Pick out every line in the data below that holds "true".

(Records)
----

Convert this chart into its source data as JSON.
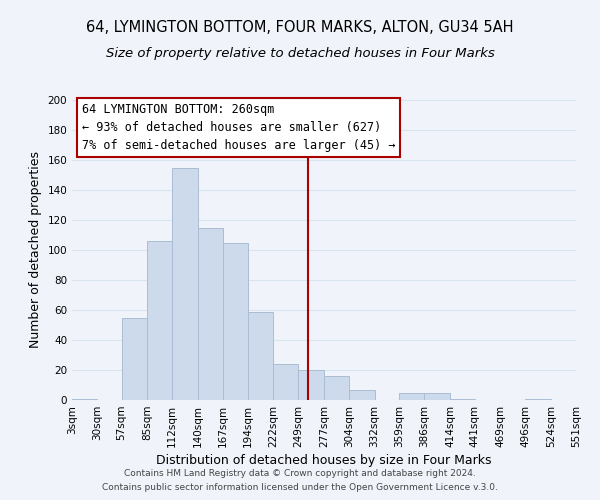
{
  "title1": "64, LYMINGTON BOTTOM, FOUR MARKS, ALTON, GU34 5AH",
  "title2": "Size of property relative to detached houses in Four Marks",
  "xlabel": "Distribution of detached houses by size in Four Marks",
  "ylabel": "Number of detached properties",
  "bin_edges": [
    3,
    30,
    57,
    85,
    112,
    140,
    167,
    194,
    222,
    249,
    277,
    304,
    332,
    359,
    386,
    414,
    441,
    469,
    496,
    524,
    551
  ],
  "bar_heights": [
    1,
    0,
    55,
    106,
    155,
    115,
    105,
    59,
    24,
    20,
    16,
    7,
    0,
    5,
    5,
    1,
    0,
    0,
    1,
    0
  ],
  "bar_color": "#ccdaeb",
  "bar_edgecolor": "#aabdd4",
  "vline_x": 260,
  "vline_color": "#aa0000",
  "annotation_title": "64 LYMINGTON BOTTOM: 260sqm",
  "annotation_line1": "← 93% of detached houses are smaller (627)",
  "annotation_line2": "7% of semi-detached houses are larger (45) →",
  "annotation_fontsize": 8.5,
  "box_edgecolor": "#aa0000",
  "ylim": [
    0,
    200
  ],
  "yticks": [
    0,
    20,
    40,
    60,
    80,
    100,
    120,
    140,
    160,
    180,
    200
  ],
  "tick_labels": [
    "3sqm",
    "30sqm",
    "57sqm",
    "85sqm",
    "112sqm",
    "140sqm",
    "167sqm",
    "194sqm",
    "222sqm",
    "249sqm",
    "277sqm",
    "304sqm",
    "332sqm",
    "359sqm",
    "386sqm",
    "414sqm",
    "441sqm",
    "469sqm",
    "496sqm",
    "524sqm",
    "551sqm"
  ],
  "footer1": "Contains HM Land Registry data © Crown copyright and database right 2024.",
  "footer2": "Contains public sector information licensed under the Open Government Licence v.3.0.",
  "title_fontsize": 10.5,
  "subtitle_fontsize": 9.5,
  "axis_label_fontsize": 9,
  "tick_fontsize": 7.5,
  "footer_fontsize": 6.5,
  "bg_color": "#f0f4fa",
  "grid_color": "#d8e4f0"
}
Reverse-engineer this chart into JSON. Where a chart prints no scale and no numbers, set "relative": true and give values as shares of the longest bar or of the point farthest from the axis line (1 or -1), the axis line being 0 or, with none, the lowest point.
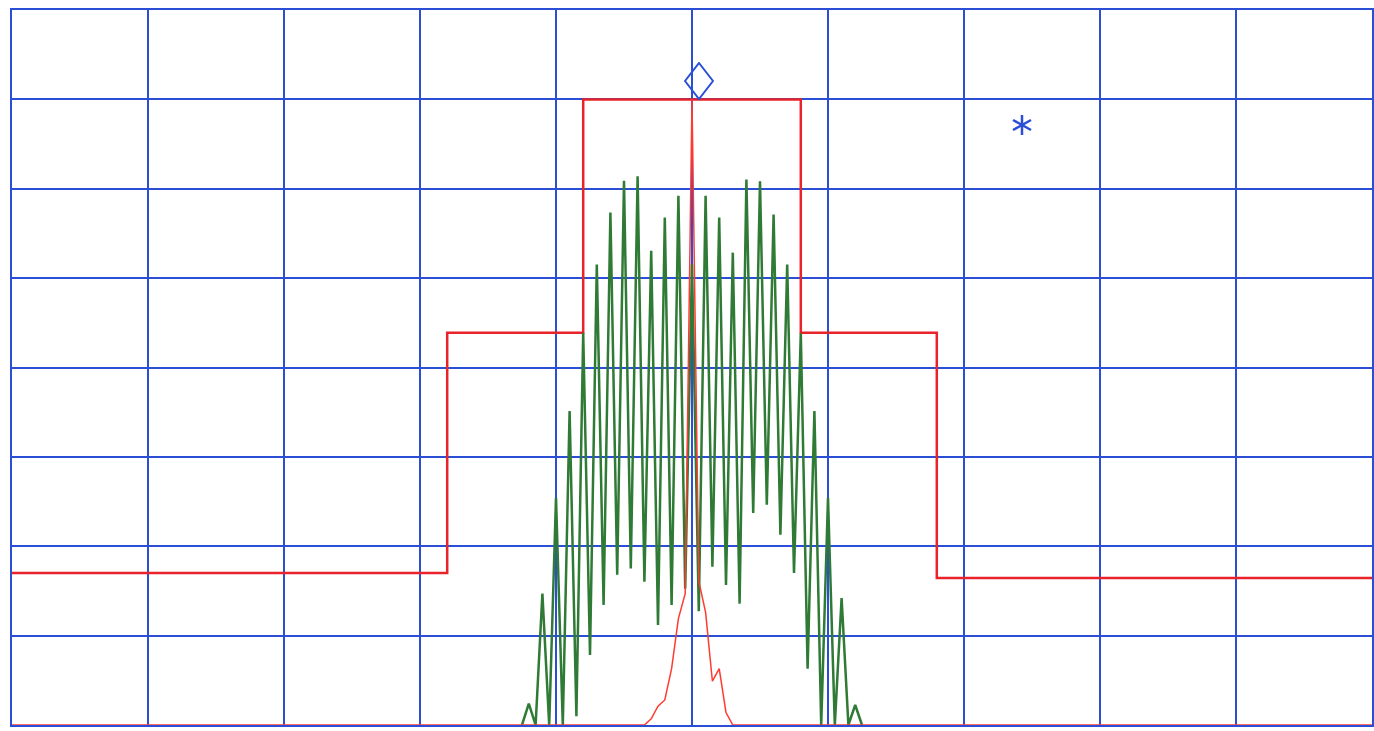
{
  "chart_data": {
    "type": "line",
    "relative": true,
    "grid": true,
    "marker": "none",
    "categories": [
      null,
      null,
      null,
      null,
      null,
      null,
      null,
      null,
      null,
      null,
      null,
      null,
      null,
      null,
      null,
      null,
      null,
      null,
      null,
      null,
      null,
      null,
      null,
      null,
      null,
      null,
      null,
      null,
      null,
      null,
      null,
      null,
      null,
      null,
      null,
      null,
      null,
      null,
      null,
      null,
      null,
      null,
      null,
      null,
      null,
      null,
      null,
      null,
      null,
      null,
      null,
      null,
      null,
      null,
      null,
      null,
      null,
      null,
      null,
      null,
      null,
      null,
      null,
      null,
      null,
      null,
      null,
      null,
      null,
      null,
      null,
      null,
      null,
      null,
      null,
      null,
      null,
      null,
      null,
      null,
      null,
      null,
      null,
      null,
      null,
      null,
      null,
      null,
      null,
      null,
      null,
      null,
      null,
      null,
      null,
      null,
      null,
      null,
      null,
      null,
      null,
      null,
      null,
      null,
      null,
      null,
      null,
      null,
      null,
      null,
      null,
      null,
      null,
      null,
      null,
      null,
      null,
      null,
      null,
      null,
      null,
      null,
      null,
      null,
      null,
      null,
      null,
      null,
      null,
      null,
      null,
      null,
      null,
      null,
      null,
      null,
      null,
      null,
      null,
      null,
      null,
      null,
      null,
      null,
      null,
      null,
      null,
      null,
      null,
      null,
      null,
      null,
      null,
      null,
      null,
      null,
      null,
      null,
      null,
      null,
      null,
      null,
      null,
      null,
      null,
      null,
      null,
      null,
      null,
      null,
      null,
      null,
      null,
      null,
      null,
      null,
      null,
      null,
      null,
      null,
      null,
      null,
      null,
      null,
      null,
      null,
      null,
      null,
      null,
      null,
      null,
      null,
      null,
      null,
      null,
      null,
      null,
      null,
      null,
      null,
      null
    ],
    "series": [
      {
        "type": "step",
        "color": "#e8232a",
        "values": [
          0.243,
          0.243,
          0.243,
          0.243,
          0.243,
          0.243,
          0.243,
          0.243,
          0.243,
          0.243,
          0.243,
          0.243,
          0.243,
          0.243,
          0.243,
          0.243,
          0.243,
          0.243,
          0.243,
          0.243,
          0.243,
          0.243,
          0.243,
          0.243,
          0.243,
          0.243,
          0.243,
          0.243,
          0.243,
          0.243,
          0.243,
          0.243,
          0.243,
          0.243,
          0.243,
          0.243,
          0.243,
          0.243,
          0.243,
          0.243,
          0.243,
          0.243,
          0.243,
          0.243,
          0.243,
          0.243,
          0.243,
          0.243,
          0.243,
          0.243,
          0.243,
          0.243,
          0.243,
          0.243,
          0.243,
          0.243,
          0.243,
          0.243,
          0.243,
          0.243,
          0.243,
          0.243,
          0.243,
          0.243,
          0.627,
          0.627,
          0.627,
          0.627,
          0.627,
          0.627,
          0.627,
          0.627,
          0.627,
          0.627,
          0.627,
          0.627,
          0.627,
          0.627,
          0.627,
          0.627,
          0.627,
          0.627,
          0.627,
          0.627,
          1,
          1,
          1,
          1,
          1,
          1,
          1,
          1,
          1,
          1,
          1,
          1,
          1,
          1,
          1,
          1,
          1,
          1,
          1,
          1,
          1,
          1,
          1,
          1,
          1,
          1,
          1,
          1,
          1,
          1,
          1,
          1,
          0.627,
          0.627,
          0.627,
          0.627,
          0.627,
          0.627,
          0.627,
          0.627,
          0.627,
          0.627,
          0.627,
          0.627,
          0.627,
          0.627,
          0.627,
          0.627,
          0.627,
          0.627,
          0.627,
          0.627,
          0.235,
          0.235,
          0.235,
          0.235,
          0.235,
          0.235,
          0.235,
          0.235,
          0.235,
          0.235,
          0.235,
          0.235,
          0.235,
          0.235,
          0.235,
          0.235,
          0.235,
          0.235,
          0.235,
          0.235,
          0.235,
          0.235,
          0.235,
          0.235,
          0.235,
          0.235,
          0.235,
          0.235,
          0.235,
          0.235,
          0.235,
          0.235,
          0.235,
          0.235,
          0.235,
          0.235,
          0.235,
          0.235,
          0.235,
          0.235,
          0.235,
          0.235,
          0.235,
          0.235,
          0.235,
          0.235,
          0.235,
          0.235,
          0.235,
          0.235,
          0.235,
          0.235,
          0.235,
          0.235,
          0.235,
          0.235,
          0.235,
          0.235,
          0.235,
          0.235,
          0.235,
          0.235,
          0.235,
          0.235,
          0.235
        ]
      },
      {
        "color": "#2f7a35",
        "values": [
          null,
          null,
          null,
          null,
          null,
          null,
          null,
          null,
          null,
          null,
          null,
          null,
          null,
          null,
          null,
          null,
          null,
          null,
          null,
          null,
          null,
          null,
          null,
          null,
          null,
          null,
          null,
          null,
          null,
          null,
          null,
          null,
          null,
          null,
          null,
          null,
          null,
          null,
          null,
          null,
          null,
          null,
          null,
          null,
          null,
          null,
          null,
          null,
          null,
          null,
          null,
          null,
          null,
          null,
          null,
          null,
          null,
          null,
          null,
          null,
          null,
          null,
          null,
          null,
          null,
          null,
          null,
          null,
          null,
          null,
          null,
          null,
          null,
          null,
          null,
          0,
          0.034,
          0,
          0.21,
          0,
          0.363,
          0,
          0.502,
          0.014,
          0.627,
          0.112,
          0.736,
          0.192,
          0.819,
          0.24,
          0.87,
          0.25,
          0.877,
          0.229,
          0.758,
          0.16,
          0.811,
          0.192,
          0.846,
          0.218,
          0.736,
          0.182,
          0.846,
          0.253,
          0.811,
          0.224,
          0.755,
          0.194,
          0.872,
          0.339,
          0.869,
          0.352,
          0.816,
          0.304,
          0.736,
          0.243,
          0.626,
          0.09,
          0.502,
          0,
          0.363,
          0,
          0.203,
          0,
          0.032,
          0,
          null,
          null,
          null,
          null,
          null,
          null,
          null,
          null,
          null,
          null,
          null,
          null,
          null,
          null,
          null,
          null,
          null,
          null,
          null,
          null,
          null,
          null,
          null,
          null,
          null,
          null,
          null,
          null,
          null,
          null,
          null,
          null,
          null,
          null,
          null,
          null,
          null,
          null,
          null,
          null,
          null,
          null,
          null,
          null,
          null,
          null,
          null,
          null,
          null,
          null,
          null,
          null,
          null,
          null,
          null,
          null,
          null,
          null,
          null,
          null,
          null,
          null,
          null,
          null,
          null,
          null,
          null,
          null,
          null,
          null,
          null,
          null,
          null,
          null,
          null
        ]
      },
      {
        "color": "#ff3b30",
        "values": [
          0,
          0,
          0,
          0,
          0,
          0,
          0,
          0,
          0,
          0,
          0,
          0,
          0,
          0,
          0,
          0,
          0,
          0,
          0,
          0,
          0,
          0,
          0,
          0,
          0,
          0,
          0,
          0,
          0,
          0,
          0,
          0,
          0,
          0,
          0,
          0,
          0,
          0,
          0,
          0,
          0,
          0,
          0,
          0,
          0,
          0,
          0,
          0,
          0,
          0,
          0,
          0,
          0,
          0,
          0,
          0,
          0,
          0,
          0,
          0,
          0,
          0,
          0,
          0,
          0,
          0,
          0,
          0,
          0,
          0,
          0,
          0,
          0,
          0,
          0,
          0,
          0,
          0,
          0,
          0,
          0,
          0,
          0,
          0,
          0,
          0,
          0,
          0,
          0,
          0,
          0,
          0,
          0,
          0,
          0.01,
          0.03,
          0.04,
          0.09,
          0.17,
          0.21,
          1,
          0.23,
          0.18,
          0.07,
          0.09,
          0.02,
          0,
          0,
          0,
          0,
          0,
          0,
          0,
          0,
          0,
          0,
          0,
          0,
          0,
          0,
          0,
          0,
          0,
          0,
          0,
          0,
          0,
          0,
          0,
          0,
          0,
          0,
          0,
          0,
          0,
          0,
          0,
          0,
          0,
          0,
          0,
          0,
          0,
          0,
          0,
          0,
          0,
          0,
          0,
          0,
          0,
          0,
          0,
          0,
          0,
          0,
          0,
          0,
          0,
          0,
          0,
          0,
          0,
          0,
          0,
          0,
          0,
          0,
          0,
          0,
          0,
          0,
          0,
          0,
          0,
          0,
          0,
          0,
          0,
          0,
          0,
          0,
          0,
          0,
          0,
          0,
          0,
          0,
          0,
          0,
          0,
          0,
          0,
          0,
          0,
          0,
          0,
          0,
          0,
          0,
          0
        ]
      }
    ]
  }
}
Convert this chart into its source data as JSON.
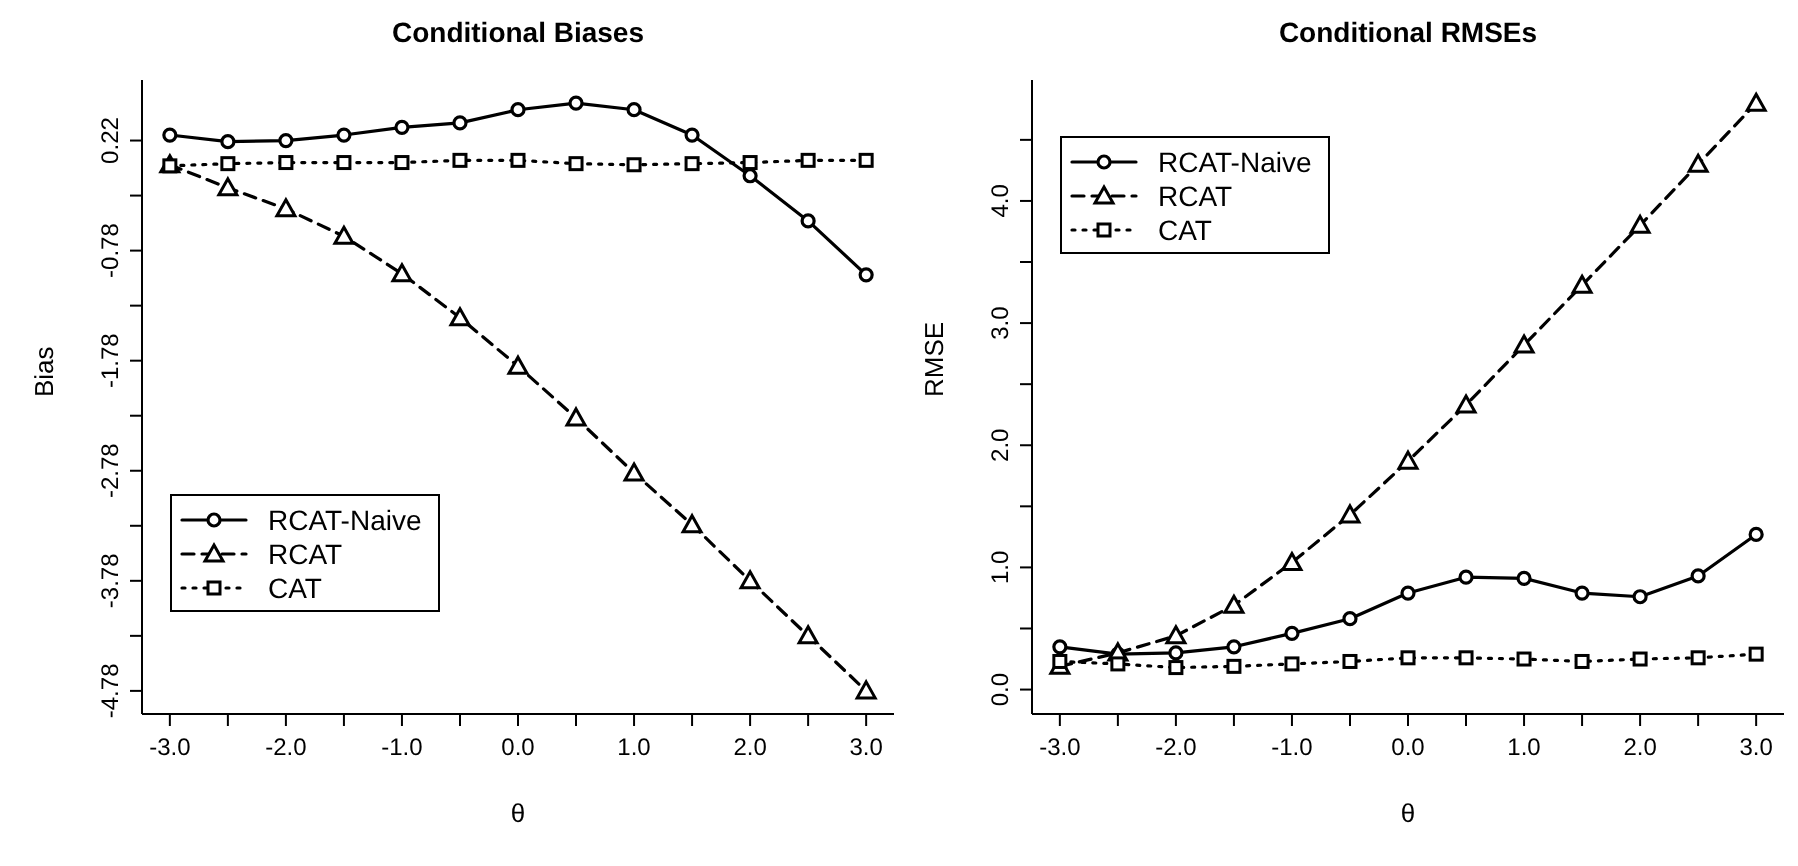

----

- [Correct answer]:
Reverse-engineer this chart into JSON. Where a chart prints no scale and no numbers, set "relative": true and give values as shares of the longest bar or of the point farthest from the axis line (1 or -1), the axis line being 0 or, with none, the lowest point.
    "relative": true,
    "grid": true,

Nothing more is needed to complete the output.